OBJECTIVE >>
Print all the records exactly, please.

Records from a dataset

----

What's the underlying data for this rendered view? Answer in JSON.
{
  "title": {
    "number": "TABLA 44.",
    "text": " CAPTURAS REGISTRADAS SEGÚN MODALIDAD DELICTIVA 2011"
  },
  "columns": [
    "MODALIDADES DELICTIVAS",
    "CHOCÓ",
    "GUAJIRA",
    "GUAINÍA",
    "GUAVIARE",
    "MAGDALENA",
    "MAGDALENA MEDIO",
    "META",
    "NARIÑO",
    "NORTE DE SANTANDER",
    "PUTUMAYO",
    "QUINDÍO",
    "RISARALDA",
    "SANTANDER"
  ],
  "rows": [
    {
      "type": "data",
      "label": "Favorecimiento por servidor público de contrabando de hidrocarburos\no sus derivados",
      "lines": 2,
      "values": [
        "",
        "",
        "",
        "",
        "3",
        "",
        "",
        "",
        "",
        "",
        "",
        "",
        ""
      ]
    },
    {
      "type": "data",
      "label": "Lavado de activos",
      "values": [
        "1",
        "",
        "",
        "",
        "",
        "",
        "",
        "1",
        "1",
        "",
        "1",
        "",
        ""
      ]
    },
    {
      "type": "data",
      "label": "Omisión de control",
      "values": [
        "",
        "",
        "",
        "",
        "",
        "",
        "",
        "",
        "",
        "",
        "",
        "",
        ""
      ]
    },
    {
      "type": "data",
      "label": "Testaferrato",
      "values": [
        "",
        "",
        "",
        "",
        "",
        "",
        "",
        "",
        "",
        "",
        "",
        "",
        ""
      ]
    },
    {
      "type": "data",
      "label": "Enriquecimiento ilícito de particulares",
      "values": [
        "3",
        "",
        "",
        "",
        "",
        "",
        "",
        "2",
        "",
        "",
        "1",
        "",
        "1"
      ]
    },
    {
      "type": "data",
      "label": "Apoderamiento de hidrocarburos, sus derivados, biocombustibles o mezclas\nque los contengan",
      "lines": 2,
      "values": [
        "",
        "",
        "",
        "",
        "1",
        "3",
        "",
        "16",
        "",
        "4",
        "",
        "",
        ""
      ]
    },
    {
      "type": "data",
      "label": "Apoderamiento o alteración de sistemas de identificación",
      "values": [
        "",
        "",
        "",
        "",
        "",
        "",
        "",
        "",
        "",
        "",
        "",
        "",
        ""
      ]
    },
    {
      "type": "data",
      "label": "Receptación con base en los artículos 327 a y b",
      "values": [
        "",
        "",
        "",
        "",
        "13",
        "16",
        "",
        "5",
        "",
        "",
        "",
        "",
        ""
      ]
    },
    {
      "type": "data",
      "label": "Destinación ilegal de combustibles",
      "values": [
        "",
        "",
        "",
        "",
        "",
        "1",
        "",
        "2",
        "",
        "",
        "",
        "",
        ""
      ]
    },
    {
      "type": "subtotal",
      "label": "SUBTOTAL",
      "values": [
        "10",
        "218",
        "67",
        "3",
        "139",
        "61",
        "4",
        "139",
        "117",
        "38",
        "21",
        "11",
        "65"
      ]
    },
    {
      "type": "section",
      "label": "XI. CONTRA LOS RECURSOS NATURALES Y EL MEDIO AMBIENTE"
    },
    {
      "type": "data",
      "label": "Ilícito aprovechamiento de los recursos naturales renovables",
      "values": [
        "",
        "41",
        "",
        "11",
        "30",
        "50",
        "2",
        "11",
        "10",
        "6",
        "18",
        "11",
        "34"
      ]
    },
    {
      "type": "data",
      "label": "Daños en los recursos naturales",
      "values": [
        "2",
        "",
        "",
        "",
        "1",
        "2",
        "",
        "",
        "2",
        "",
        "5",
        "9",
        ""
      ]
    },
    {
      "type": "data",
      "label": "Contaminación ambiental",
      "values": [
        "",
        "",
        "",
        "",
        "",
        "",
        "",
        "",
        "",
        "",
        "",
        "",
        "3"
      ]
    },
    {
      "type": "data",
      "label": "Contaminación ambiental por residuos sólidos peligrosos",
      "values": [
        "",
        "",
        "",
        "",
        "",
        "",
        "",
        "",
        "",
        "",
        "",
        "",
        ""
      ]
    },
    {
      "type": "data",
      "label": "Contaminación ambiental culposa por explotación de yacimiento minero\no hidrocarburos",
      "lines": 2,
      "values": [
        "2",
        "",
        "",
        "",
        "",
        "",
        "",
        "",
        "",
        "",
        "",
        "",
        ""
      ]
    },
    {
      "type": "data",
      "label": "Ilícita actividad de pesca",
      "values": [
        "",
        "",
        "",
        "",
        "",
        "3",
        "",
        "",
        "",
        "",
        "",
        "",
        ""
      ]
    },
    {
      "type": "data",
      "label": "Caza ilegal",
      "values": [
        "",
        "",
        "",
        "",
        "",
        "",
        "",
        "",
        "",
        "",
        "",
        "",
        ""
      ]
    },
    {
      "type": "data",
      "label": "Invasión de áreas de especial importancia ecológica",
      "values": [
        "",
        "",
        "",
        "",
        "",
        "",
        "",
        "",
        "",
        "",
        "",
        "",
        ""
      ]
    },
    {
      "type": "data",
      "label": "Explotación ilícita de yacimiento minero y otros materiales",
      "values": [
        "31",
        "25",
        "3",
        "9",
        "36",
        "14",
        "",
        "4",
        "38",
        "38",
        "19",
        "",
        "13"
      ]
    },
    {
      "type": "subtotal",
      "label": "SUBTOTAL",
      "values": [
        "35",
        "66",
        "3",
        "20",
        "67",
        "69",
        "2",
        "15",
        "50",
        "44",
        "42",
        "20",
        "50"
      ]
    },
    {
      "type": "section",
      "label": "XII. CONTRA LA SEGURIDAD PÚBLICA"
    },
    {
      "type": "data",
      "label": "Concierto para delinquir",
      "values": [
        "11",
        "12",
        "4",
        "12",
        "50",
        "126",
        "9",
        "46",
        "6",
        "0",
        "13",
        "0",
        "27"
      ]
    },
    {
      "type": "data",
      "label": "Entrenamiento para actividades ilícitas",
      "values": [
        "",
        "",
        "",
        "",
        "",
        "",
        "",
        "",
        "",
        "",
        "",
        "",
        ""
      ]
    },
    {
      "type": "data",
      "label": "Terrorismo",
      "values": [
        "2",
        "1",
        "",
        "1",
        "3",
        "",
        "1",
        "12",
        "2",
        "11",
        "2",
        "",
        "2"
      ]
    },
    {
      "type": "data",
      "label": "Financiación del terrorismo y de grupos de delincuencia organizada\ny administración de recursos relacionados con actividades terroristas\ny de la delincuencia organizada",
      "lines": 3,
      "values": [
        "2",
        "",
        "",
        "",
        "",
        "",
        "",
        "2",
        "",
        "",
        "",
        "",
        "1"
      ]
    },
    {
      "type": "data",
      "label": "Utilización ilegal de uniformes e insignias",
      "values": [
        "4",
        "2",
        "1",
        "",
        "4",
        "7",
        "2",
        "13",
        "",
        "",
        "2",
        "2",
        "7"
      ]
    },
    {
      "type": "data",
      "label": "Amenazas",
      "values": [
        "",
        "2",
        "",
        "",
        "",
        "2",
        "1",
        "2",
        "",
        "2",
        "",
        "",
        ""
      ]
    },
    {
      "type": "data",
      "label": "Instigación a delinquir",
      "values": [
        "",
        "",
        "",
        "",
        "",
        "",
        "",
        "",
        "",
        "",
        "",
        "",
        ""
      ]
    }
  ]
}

----

PROBLEM SOLUTION >>
What's the underlying data for this rendered view? Answer in JSON.
{
  "title": {
    "number": "TABLA 44.",
    "text": " CAPTURAS REGISTRADAS SEGÚN MODALIDAD DELICTIVA 2011"
  },
  "columns": [
    "MODALIDADES DELICTIVAS",
    "CHOCÓ",
    "GUAJIRA",
    "GUAINÍA",
    "GUAVIARE",
    "MAGDALENA",
    "MAGDALENA MEDIO",
    "META",
    "NARIÑO",
    "NORTE DE SANTANDER",
    "PUTUMAYO",
    "QUINDÍO",
    "RISARALDA",
    "SANTANDER"
  ],
  "rows": [
    {
      "type": "data",
      "label": "Favorecimiento por servidor público de contrabando de hidrocarburos\no sus derivados",
      "lines": 2,
      "values": [
        "",
        "",
        "",
        "",
        "3",
        "",
        "",
        "",
        "",
        "",
        "",
        "",
        ""
      ]
    },
    {
      "type": "data",
      "label": "Lavado de activos",
      "values": [
        "1",
        "",
        "",
        "",
        "",
        "",
        "",
        "1",
        "1",
        "",
        "1",
        "",
        ""
      ]
    },
    {
      "type": "data",
      "label": "Omisión de control",
      "values": [
        "",
        "",
        "",
        "",
        "",
        "",
        "",
        "",
        "",
        "",
        "",
        "",
        ""
      ]
    },
    {
      "type": "data",
      "label": "Testaferrato",
      "values": [
        "",
        "",
        "",
        "",
        "",
        "",
        "",
        "",
        "",
        "",
        "",
        "",
        ""
      ]
    },
    {
      "type": "data",
      "label": "Enriquecimiento ilícito de particulares",
      "values": [
        "3",
        "",
        "",
        "",
        "",
        "",
        "",
        "2",
        "",
        "",
        "1",
        "",
        "1"
      ]
    },
    {
      "type": "data",
      "label": "Apoderamiento de hidrocarburos, sus derivados, biocombustibles o mezclas\nque los contengan",
      "lines": 2,
      "values": [
        "",
        "",
        "",
        "",
        "1",
        "3",
        "",
        "16",
        "",
        "4",
        "",
        "",
        ""
      ]
    },
    {
      "type": "data",
      "label": "Apoderamiento o alteración de sistemas de identificación",
      "values": [
        "",
        "",
        "",
        "",
        "",
        "",
        "",
        "",
        "",
        "",
        "",
        "",
        ""
      ]
    },
    {
      "type": "data",
      "label": "Receptación con base en los artículos 327 a y b",
      "values": [
        "",
        "",
        "",
        "",
        "13",
        "16",
        "",
        "5",
        "",
        "",
        "",
        "",
        ""
      ]
    },
    {
      "type": "data",
      "label": "Destinación ilegal de combustibles",
      "values": [
        "",
        "",
        "",
        "",
        "",
        "1",
        "",
        "2",
        "",
        "",
        "",
        "",
        ""
      ]
    },
    {
      "type": "subtotal",
      "label": "SUBTOTAL",
      "values": [
        "10",
        "218",
        "67",
        "3",
        "139",
        "61",
        "4",
        "139",
        "117",
        "38",
        "21",
        "11",
        "65"
      ]
    },
    {
      "type": "section",
      "label": "XI. CONTRA LOS RECURSOS NATURALES Y EL MEDIO AMBIENTE"
    },
    {
      "type": "data",
      "label": "Ilícito aprovechamiento de los recursos naturales renovables",
      "values": [
        "",
        "41",
        "",
        "11",
        "30",
        "50",
        "2",
        "11",
        "10",
        "6",
        "18",
        "11",
        "34"
      ]
    },
    {
      "type": "data",
      "label": "Daños en los recursos naturales",
      "values": [
        "2",
        "",
        "",
        "",
        "1",
        "2",
        "",
        "",
        "2",
        "",
        "5",
        "9",
        ""
      ]
    },
    {
      "type": "data",
      "label": "Contaminación ambiental",
      "values": [
        "",
        "",
        "",
        "",
        "",
        "",
        "",
        "",
        "",
        "",
        "",
        "",
        "3"
      ]
    },
    {
      "type": "data",
      "label": "Contaminación ambiental por residuos sólidos peligrosos",
      "values": [
        "",
        "",
        "",
        "",
        "",
        "",
        "",
        "",
        "",
        "",
        "",
        "",
        ""
      ]
    },
    {
      "type": "data",
      "label": "Contaminación ambiental culposa por explotación de yacimiento minero\no hidrocarburos",
      "lines": 2,
      "values": [
        "2",
        "",
        "",
        "",
        "",
        "",
        "",
        "",
        "",
        "",
        "",
        "",
        ""
      ]
    },
    {
      "type": "data",
      "label": "Ilícita actividad de pesca",
      "values": [
        "",
        "",
        "",
        "",
        "",
        "3",
        "",
        "",
        "",
        "",
        "",
        "",
        ""
      ]
    },
    {
      "type": "data",
      "label": "Caza ilegal",
      "values": [
        "",
        "",
        "",
        "",
        "",
        "",
        "",
        "",
        "",
        "",
        "",
        "",
        ""
      ]
    },
    {
      "type": "data",
      "label": "Invasión de áreas de especial importancia ecológica",
      "values": [
        "",
        "",
        "",
        "",
        "",
        "",
        "",
        "",
        "",
        "",
        "",
        "",
        ""
      ]
    },
    {
      "type": "data",
      "label": "Explotación ilícita de yacimiento minero y otros materiales",
      "values": [
        "31",
        "25",
        "3",
        "9",
        "36",
        "14",
        "",
        "4",
        "38",
        "38",
        "19",
        "",
        "13"
      ]
    },
    {
      "type": "subtotal",
      "label": "SUBTOTAL",
      "values": [
        "35",
        "66",
        "3",
        "20",
        "67",
        "69",
        "2",
        "15",
        "50",
        "44",
        "42",
        "20",
        "50"
      ]
    },
    {
      "type": "section",
      "label": "XII. CONTRA LA SEGURIDAD PÚBLICA"
    },
    {
      "type": "data",
      "label": "Concierto para delinquir",
      "values": [
        "11",
        "12",
        "4",
        "12",
        "50",
        "126",
        "9",
        "46",
        "6",
        "0",
        "13",
        "0",
        "27"
      ]
    },
    {
      "type": "data",
      "label": "Entrenamiento para actividades ilícitas",
      "values": [
        "",
        "",
        "",
        "",
        "",
        "",
        "",
        "",
        "",
        "",
        "",
        "",
        ""
      ]
    },
    {
      "type": "data",
      "label": "Terrorismo",
      "values": [
        "2",
        "1",
        "",
        "1",
        "3",
        "",
        "1",
        "12",
        "2",
        "11",
        "2",
        "",
        "2"
      ]
    },
    {
      "type": "data",
      "label": "Financiación del terrorismo y de grupos de delincuencia organizada\ny administración de recursos relacionados con actividades terroristas\ny de la delincuencia organizada",
      "lines": 3,
      "values": [
        "2",
        "",
        "",
        "",
        "",
        "",
        "",
        "2",
        "",
        "",
        "",
        "",
        "1"
      ]
    },
    {
      "type": "data",
      "label": "Utilización ilegal de uniformes e insignias",
      "values": [
        "4",
        "2",
        "1",
        "",
        "4",
        "7",
        "2",
        "13",
        "",
        "",
        "2",
        "2",
        "7"
      ]
    },
    {
      "type": "data",
      "label": "Amenazas",
      "values": [
        "",
        "2",
        "",
        "",
        "",
        "2",
        "1",
        "2",
        "",
        "2",
        "",
        "",
        ""
      ]
    },
    {
      "type": "data",
      "label": "Instigación a delinquir",
      "values": [
        "",
        "",
        "",
        "",
        "",
        "",
        "",
        "",
        "",
        "",
        "",
        "",
        ""
      ]
    }
  ]
}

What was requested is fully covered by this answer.